WHAT YOU HAVE TO DO:
Filter the data below for the string "object" and copy each matching line.
#### MATERIAL FOR THIS EXERCISE ####
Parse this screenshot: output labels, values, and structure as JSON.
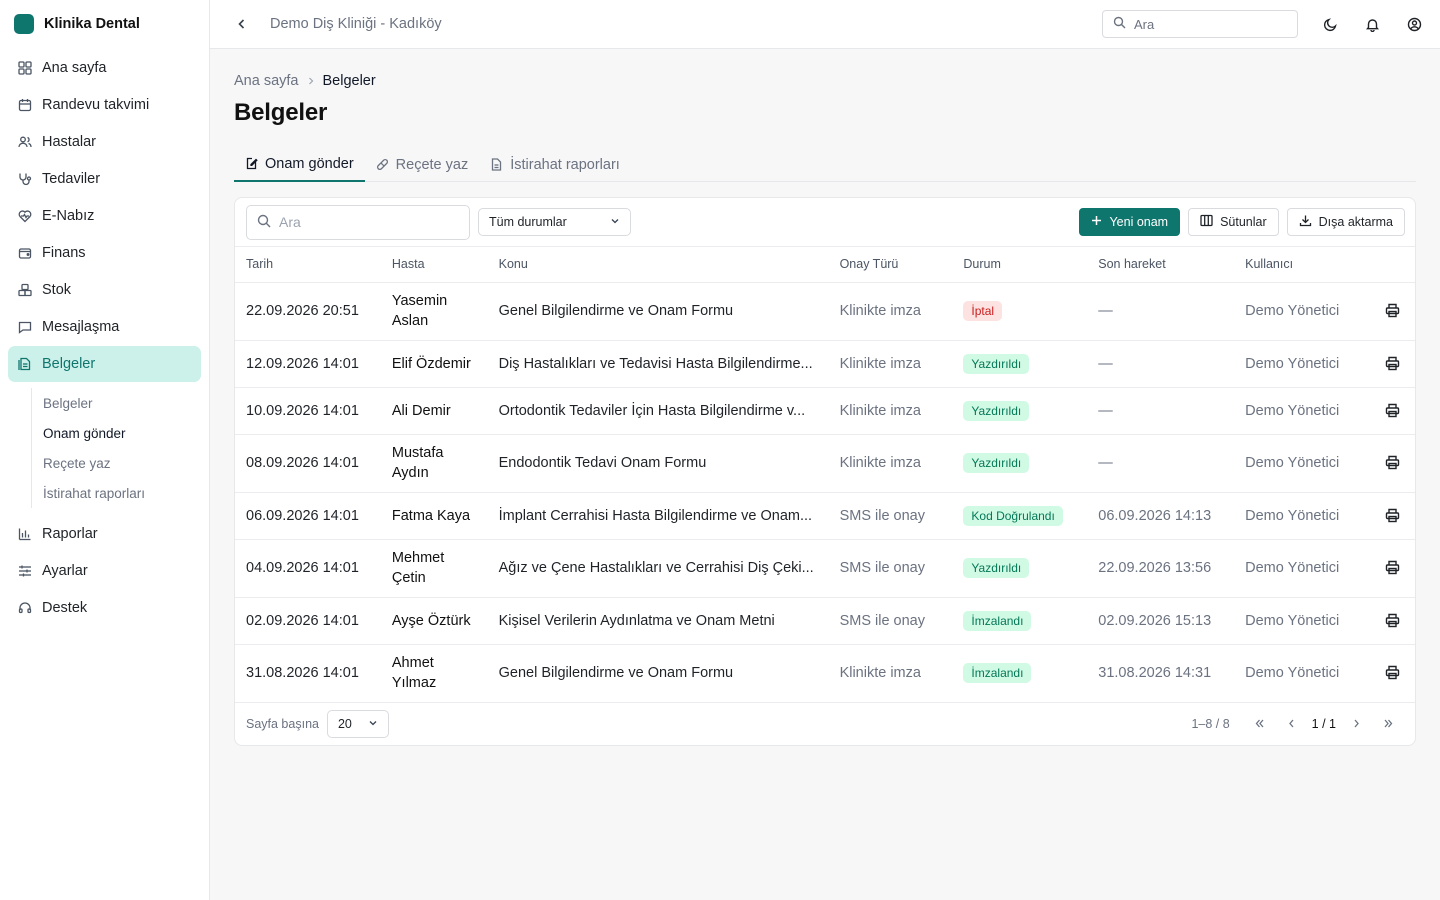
{
  "app": {
    "brand": "Klinika Dental",
    "brand_color": "#0f766e"
  },
  "sidebar": {
    "items": [
      {
        "label": "Ana sayfa",
        "icon": "grid-icon"
      },
      {
        "label": "Randevu takvimi",
        "icon": "calendar-icon"
      },
      {
        "label": "Hastalar",
        "icon": "users-icon"
      },
      {
        "label": "Tedaviler",
        "icon": "stethoscope-icon"
      },
      {
        "label": "E-Nabız",
        "icon": "heart-pulse-icon"
      },
      {
        "label": "Finans",
        "icon": "wallet-icon"
      },
      {
        "label": "Stok",
        "icon": "boxes-icon"
      },
      {
        "label": "Mesajlaşma",
        "icon": "message-icon"
      },
      {
        "label": "Belgeler",
        "icon": "document-icon",
        "active": true
      },
      {
        "label": "Raporlar",
        "icon": "bar-chart-icon"
      },
      {
        "label": "Ayarlar",
        "icon": "sliders-icon"
      },
      {
        "label": "Destek",
        "icon": "headset-icon"
      }
    ],
    "sub_items": [
      {
        "label": "Belgeler"
      },
      {
        "label": "Onam gönder",
        "current": true
      },
      {
        "label": "Reçete yaz"
      },
      {
        "label": "İstirahat raporları"
      }
    ]
  },
  "topbar": {
    "clinic_name": "Demo Diş Kliniği - Kadıköy",
    "search_placeholder": "Ara"
  },
  "breadcrumb": {
    "home": "Ana sayfa",
    "current": "Belgeler"
  },
  "page": {
    "title": "Belgeler"
  },
  "tabs": [
    {
      "label": "Onam gönder",
      "active": true,
      "icon": "edit-document-icon"
    },
    {
      "label": "Reçete yaz",
      "icon": "pill-icon"
    },
    {
      "label": "İstirahat raporları",
      "icon": "file-icon"
    }
  ],
  "toolbar": {
    "search_placeholder": "Ara",
    "status_filter": "Tüm durumlar",
    "new_button": "Yeni onam",
    "columns_button": "Sütunlar",
    "export_button": "Dışa aktarma"
  },
  "table": {
    "columns": [
      "Tarih",
      "Hasta",
      "Konu",
      "Onay Türü",
      "Durum",
      "Son hareket",
      "Kullanıcı"
    ],
    "rows": [
      {
        "date": "22.09.2026 20:51",
        "patient": "Yasemin Aslan",
        "subject": "Genel Bilgilendirme ve Onam Formu",
        "approval": "Klinikte imza",
        "status": "İptal",
        "status_kind": "cancel",
        "last": "—",
        "user": "Demo Yönetici",
        "tall": true
      },
      {
        "date": "12.09.2026 14:01",
        "patient": "Elif Özdemir",
        "subject": "Diş Hastalıkları ve Tedavisi Hasta Bilgilendirme...",
        "approval": "Klinikte imza",
        "status": "Yazdırıldı",
        "status_kind": "ok",
        "last": "—",
        "user": "Demo Yönetici",
        "tall": false
      },
      {
        "date": "10.09.2026 14:01",
        "patient": "Ali Demir",
        "subject": "Ortodontik Tedaviler İçin Hasta Bilgilendirme v...",
        "approval": "Klinikte imza",
        "status": "Yazdırıldı",
        "status_kind": "ok",
        "last": "—",
        "user": "Demo Yönetici",
        "tall": false
      },
      {
        "date": "08.09.2026 14:01",
        "patient": "Mustafa Aydın",
        "subject": "Endodontik Tedavi Onam Formu",
        "approval": "Klinikte imza",
        "status": "Yazdırıldı",
        "status_kind": "ok",
        "last": "—",
        "user": "Demo Yönetici",
        "tall": true
      },
      {
        "date": "06.09.2026 14:01",
        "patient": "Fatma Kaya",
        "subject": "İmplant Cerrahisi Hasta Bilgilendirme ve Onam...",
        "approval": "SMS ile onay",
        "status": "Kod Doğrulandı",
        "status_kind": "ok",
        "last": "06.09.2026 14:13",
        "user": "Demo Yönetici",
        "tall": false
      },
      {
        "date": "04.09.2026 14:01",
        "patient": "Mehmet Çetin",
        "subject": "Ağız ve Çene Hastalıkları ve Cerrahisi Diş Çeki...",
        "approval": "SMS ile onay",
        "status": "Yazdırıldı",
        "status_kind": "ok",
        "last": "22.09.2026 13:56",
        "user": "Demo Yönetici",
        "tall": true
      },
      {
        "date": "02.09.2026 14:01",
        "patient": "Ayşe Öztürk",
        "subject": "Kişisel Verilerin Aydınlatma ve Onam Metni",
        "approval": "SMS ile onay",
        "status": "İmzalandı",
        "status_kind": "ok",
        "last": "02.09.2026 15:13",
        "user": "Demo Yönetici",
        "tall": false
      },
      {
        "date": "31.08.2026 14:01",
        "patient": "Ahmet Yılmaz",
        "subject": "Genel Bilgilendirme ve Onam Formu",
        "approval": "Klinikte imza",
        "status": "İmzalandı",
        "status_kind": "ok",
        "last": "31.08.2026 14:31",
        "user": "Demo Yönetici",
        "tall": true
      }
    ]
  },
  "status_colors": {
    "cancel": {
      "bg": "#fde2e2",
      "fg": "#c81e1e"
    },
    "ok": {
      "bg": "#d1fae5",
      "fg": "#047857"
    }
  },
  "footer": {
    "per_page_label": "Sayfa başına",
    "per_page_value": "20",
    "range": "1–8 / 8",
    "page": "1 / 1"
  }
}
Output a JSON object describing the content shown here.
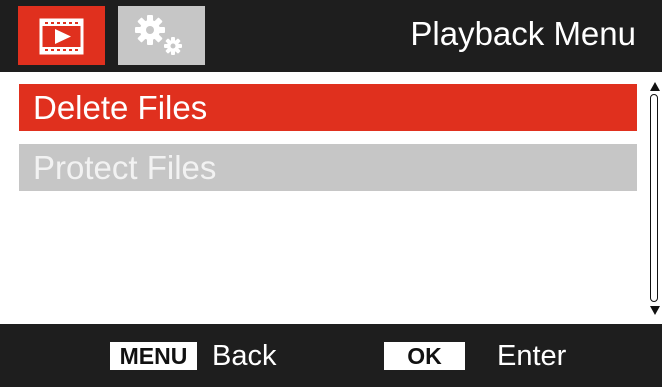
{
  "header": {
    "title": "Playback Menu",
    "tabs": [
      {
        "name": "playback",
        "icon": "video-playback-icon",
        "active": true,
        "color": "#e0301e"
      },
      {
        "name": "settings",
        "icon": "gears-icon",
        "active": false,
        "color": "#c6c6c6"
      }
    ]
  },
  "menu": {
    "items": [
      {
        "label": "Delete Files",
        "selected": true
      },
      {
        "label": "Protect Files",
        "selected": false
      }
    ]
  },
  "footer": {
    "menu_key": "MENU",
    "menu_action": "Back",
    "ok_key": "OK",
    "ok_action": "Enter"
  },
  "colors": {
    "accent": "#e0301e",
    "bar": "#1e1e1e",
    "inactive": "#c6c6c6"
  }
}
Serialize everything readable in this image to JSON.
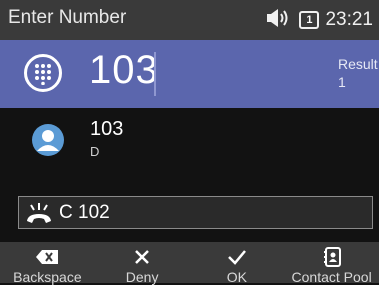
{
  "status": {
    "title": "Enter Number",
    "line_number": "1",
    "time": "23:21"
  },
  "input": {
    "value": "103",
    "result_label": "Result",
    "result_count": "1"
  },
  "results": [
    {
      "name": "103",
      "sub": "D"
    }
  ],
  "active_call": {
    "text": "C 102"
  },
  "softkeys": [
    {
      "label": "Backspace",
      "icon": "backspace-icon"
    },
    {
      "label": "Deny",
      "icon": "close-icon"
    },
    {
      "label": "OK",
      "icon": "check-icon"
    },
    {
      "label": "Contact Pool",
      "icon": "contacts-icon"
    }
  ],
  "colors": {
    "status_bar": "#3a3a3a",
    "input_bg": "#5b66ad",
    "background": "#121212",
    "avatar": "#5b9bd5"
  }
}
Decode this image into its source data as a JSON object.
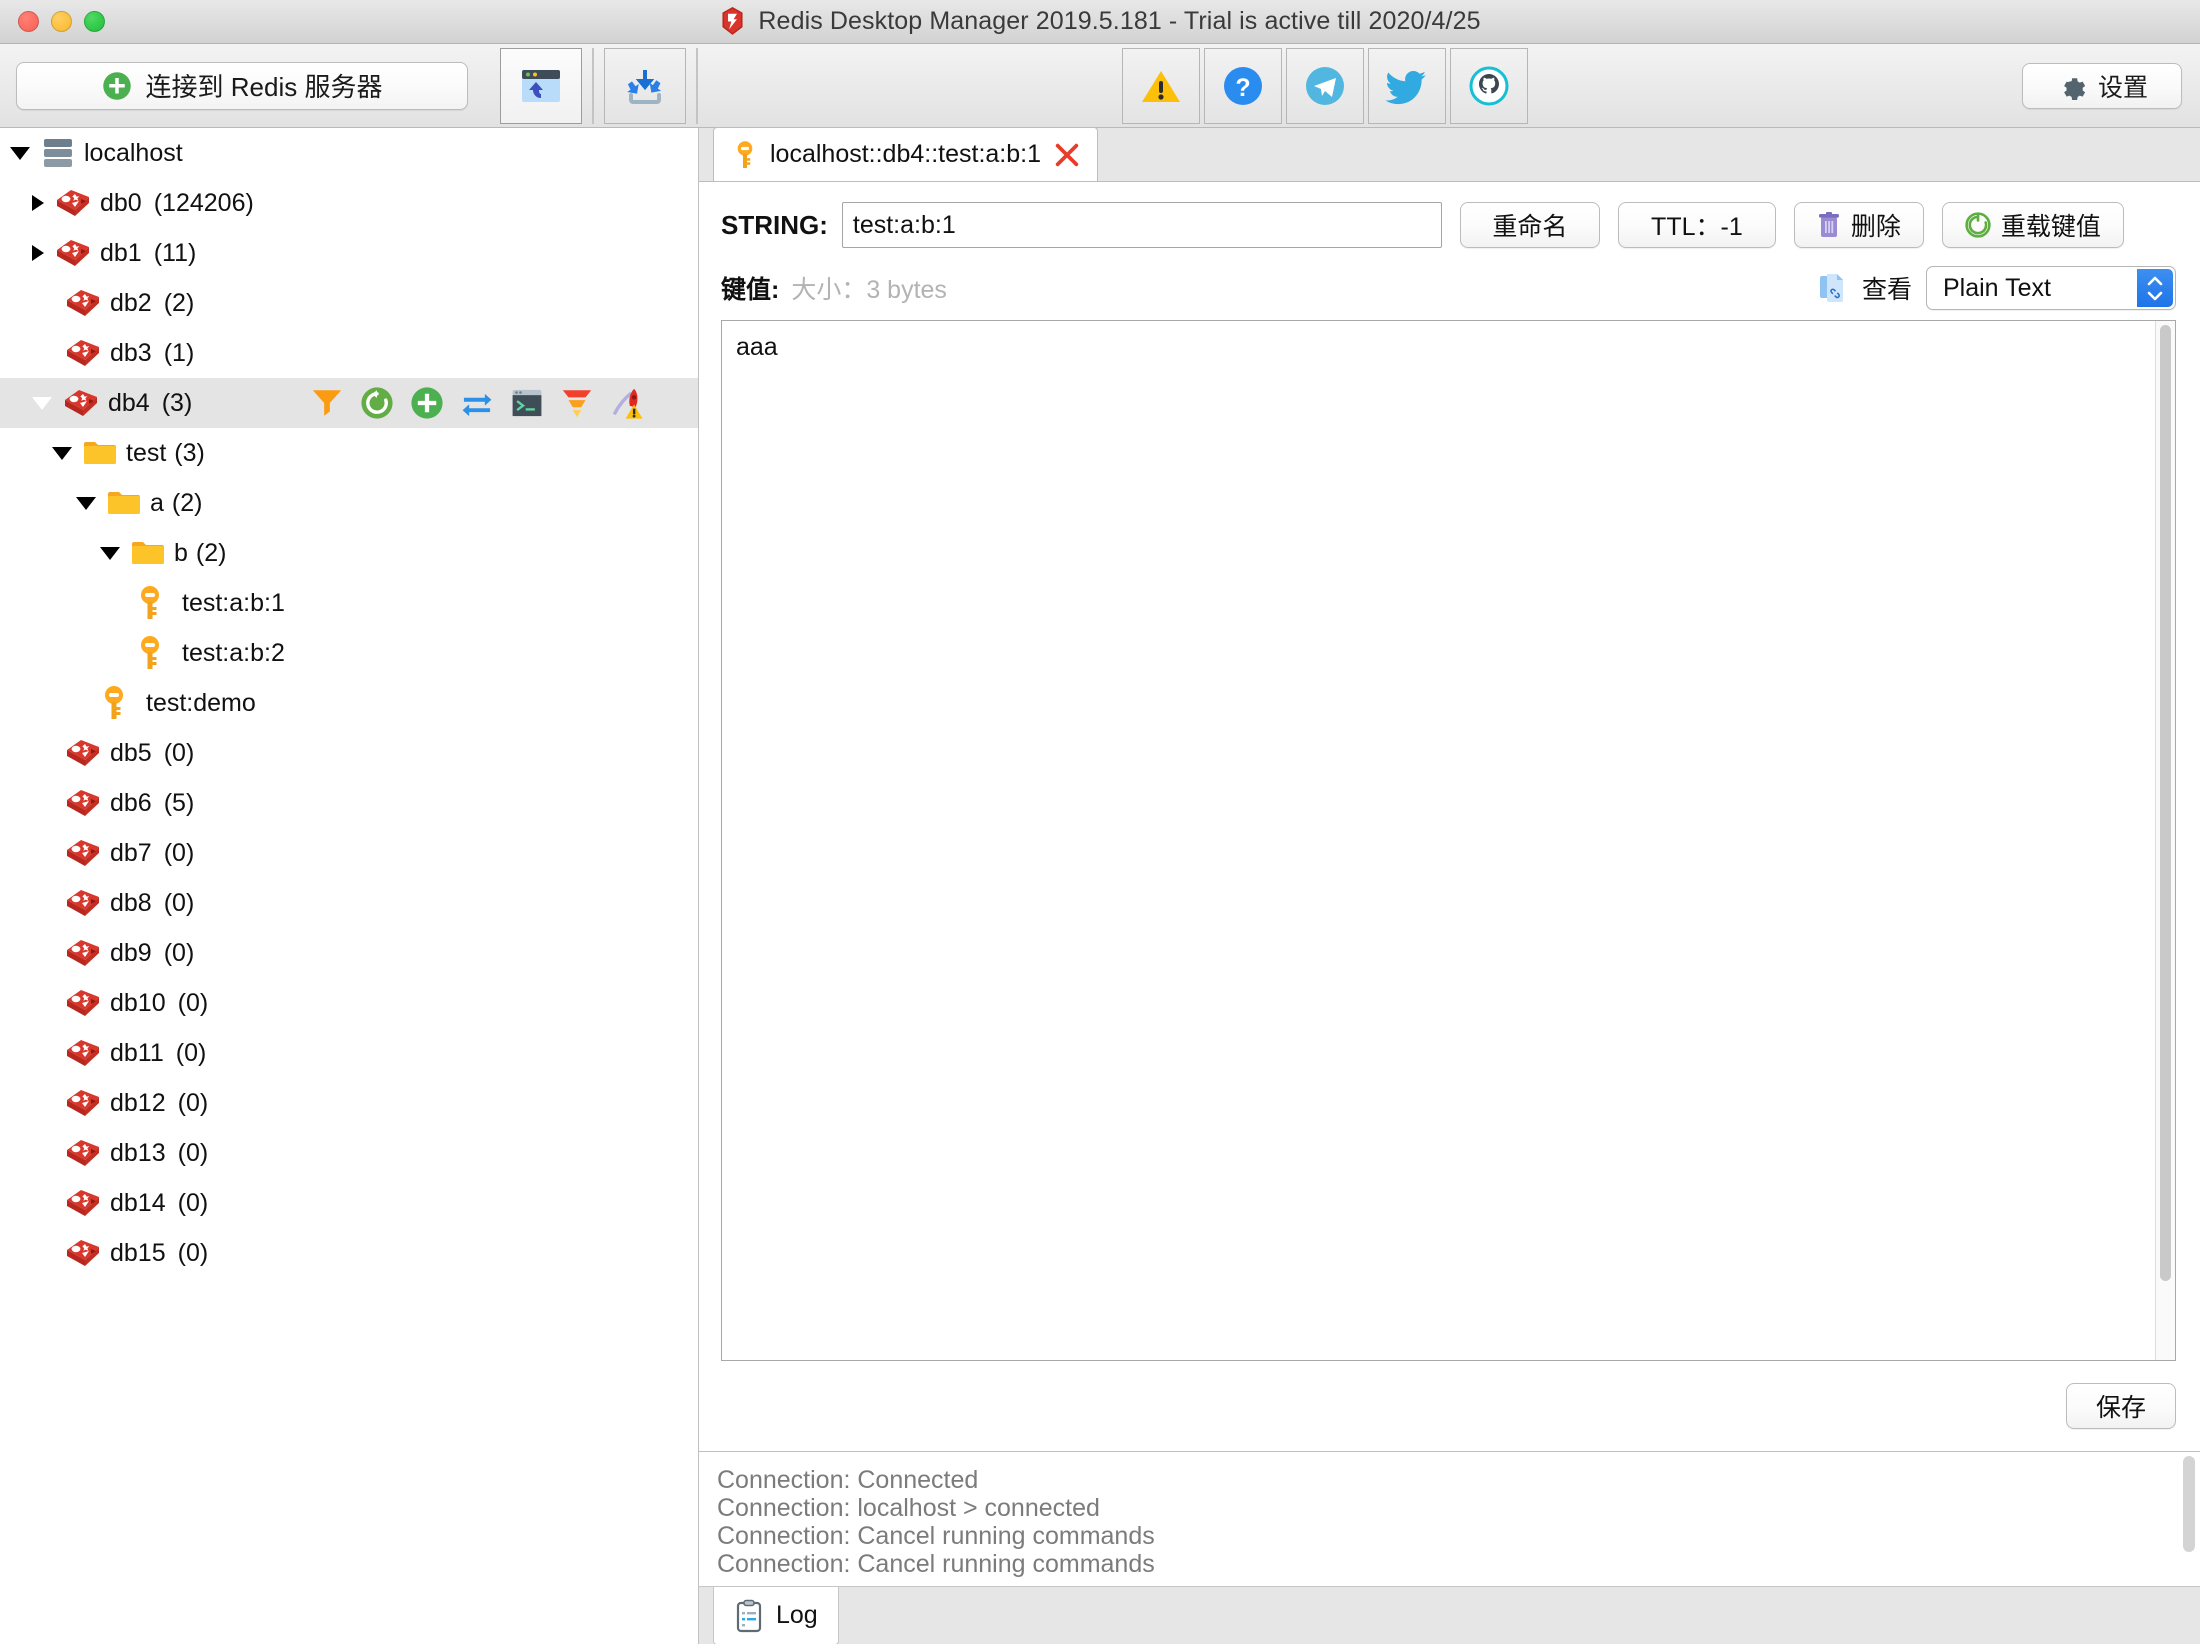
{
  "window": {
    "title": "Redis Desktop Manager 2019.5.181  -  Trial is active till 2020/4/25",
    "logo_icon": "redis-logo-icon"
  },
  "toolbar": {
    "connect_label": "连接到 Redis 服务器",
    "connect_icon": "plus-circle-icon",
    "import_connections_icon": "import-connections-icon",
    "import_icon": "download-import-icon",
    "warning_icon": "warning-triangle-icon",
    "help_icon": "question-circle-icon",
    "telegram_icon": "telegram-icon",
    "twitter_icon": "twitter-icon",
    "github_icon": "github-icon",
    "settings_label": "设置",
    "settings_icon": "gear-icon"
  },
  "sidebar": {
    "server": {
      "label": "localhost",
      "icon": "server-icon",
      "expanded": true
    },
    "databases": [
      {
        "label": "db0",
        "count": "(124206)",
        "state": "collapsed"
      },
      {
        "label": "db1",
        "count": "(11)",
        "state": "collapsed"
      },
      {
        "label": "db2",
        "count": "(2)",
        "state": "leaf"
      },
      {
        "label": "db3",
        "count": "(1)",
        "state": "leaf"
      },
      {
        "label": "db4",
        "count": "(3)",
        "state": "expanded",
        "selected": true
      },
      {
        "label": "db5",
        "count": "(0)",
        "state": "leaf"
      },
      {
        "label": "db6",
        "count": "(5)",
        "state": "leaf"
      },
      {
        "label": "db7",
        "count": "(0)",
        "state": "leaf"
      },
      {
        "label": "db8",
        "count": "(0)",
        "state": "leaf"
      },
      {
        "label": "db9",
        "count": "(0)",
        "state": "leaf"
      },
      {
        "label": "db10",
        "count": "(0)",
        "state": "leaf"
      },
      {
        "label": "db11",
        "count": "(0)",
        "state": "leaf"
      },
      {
        "label": "db12",
        "count": "(0)",
        "state": "leaf"
      },
      {
        "label": "db13",
        "count": "(0)",
        "state": "leaf"
      },
      {
        "label": "db14",
        "count": "(0)",
        "state": "leaf"
      },
      {
        "label": "db15",
        "count": "(0)",
        "state": "leaf"
      }
    ],
    "db4_actions": [
      "filter-icon",
      "reload-icon",
      "add-key-icon",
      "live-update-icon",
      "console-icon",
      "bulk-operations-icon",
      "flush-db-icon"
    ],
    "keys_tree": {
      "folder_test": {
        "label": "test",
        "count": "(3)"
      },
      "folder_a": {
        "label": "a",
        "count": "(2)"
      },
      "folder_b": {
        "label": "b",
        "count": "(2)"
      },
      "key_1": {
        "label": "test:a:b:1"
      },
      "key_2": {
        "label": "test:a:b:2"
      },
      "key_demo": {
        "label": "test:demo"
      }
    }
  },
  "main": {
    "tab": {
      "label": "localhost::db4::test:a:b:1",
      "icon": "key-icon",
      "close_icon": "close-icon"
    },
    "key": {
      "type_label": "STRING:",
      "name_value": "test:a:b:1",
      "rename_label": "重命名",
      "ttl_label": "TTL：-1",
      "delete_label": "删除",
      "delete_icon": "trash-icon",
      "reload_label": "重载键值",
      "reload_icon": "reload-icon"
    },
    "value": {
      "label": "键值:",
      "size_label": "大小：3 bytes",
      "view_label": "查看",
      "view_icon": "document-link-icon",
      "format_selected": "Plain Text",
      "content": "aaa",
      "save_label": "保存"
    }
  },
  "log": {
    "lines": [
      "Connection: Connected",
      "Connection: localhost > connected",
      "Connection: Cancel running commands",
      "Connection: Cancel running commands"
    ],
    "tab_label": "Log",
    "tab_icon": "clipboard-icon"
  },
  "colors": {
    "redis_red": "#d32b21",
    "key_orange": "#ffa91e",
    "folder_yellow": "#fdc42a",
    "accent_blue": "#2b80e8",
    "green": "#4caf50"
  }
}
####
ANSWER TO THIS TASK:
Output a JSON object describing the content shown here.
Decode this image into its source data as a JSON object.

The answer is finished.